▶ REQUIREMENT:
Say how many lines in the data below contain the word "tools", and give no other text.

┄┄┄┄┄┄┄┄┄┄┄┄┄┄┄┄┄┄┄┄

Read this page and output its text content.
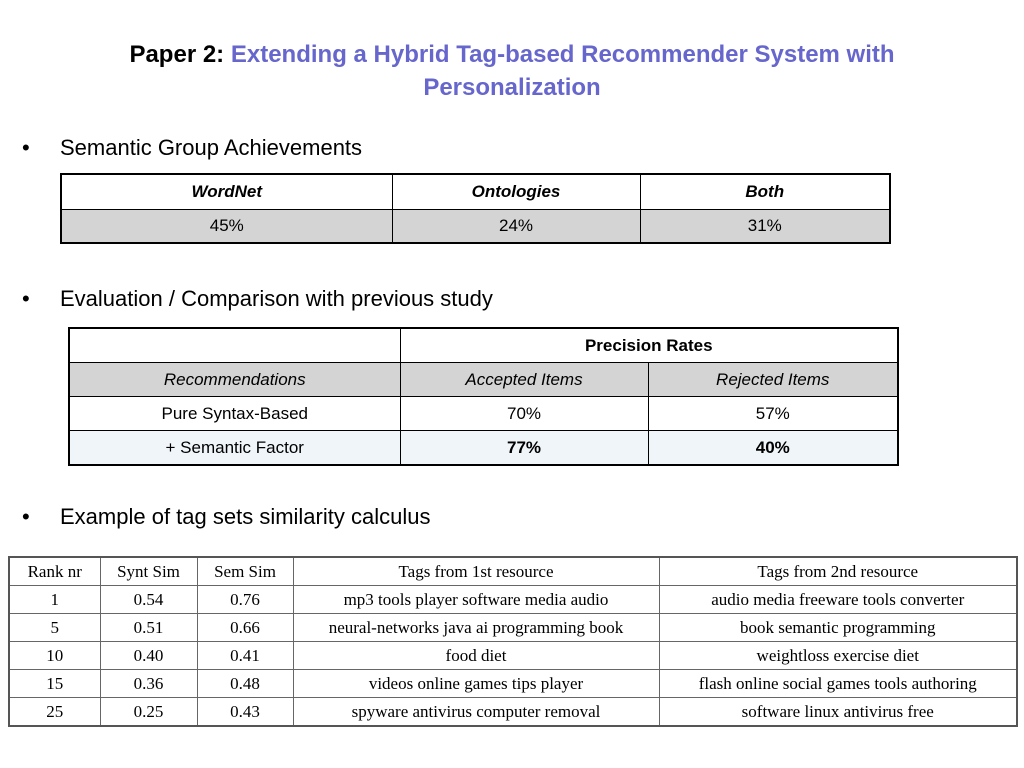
Paper 2: Extending a Hybrid Tag-based Recommender System with Personalization
• Semantic Group Achievements
WordNet	Ontologies	Both
45%	24%	31%
• Evaluation / Comparison with previous study
	Precision Rates	
Recommendations	Accepted Items	Rejected Items
Pure Syntax-Based	70%	57%
+ Semantic Factor	77%	40%
• Example of tag sets similarity calculus
Rank nr	Synt Sim	Sem Sim	Tags from 1st resource	Tags from 2nd resource
1	0.54	0.76	mp3 tools player software media audio	audio media freeware tools converter
5	0.51	0.66	neural-networks java ai programming book	book semantic programming
10	0.40	0.41	food diet	weightloss exercise diet
15	0.36	0.48	videos online games tips player	flash online social games tools authoring
25	0.25	0.43	spyware antivirus computer removal	software linux antivirus free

┄┄┄┄┄┄┄┄┄┄┄┄┄┄┄┄┄┄┄┄

▶ ANSWER TO THIS TASK:
2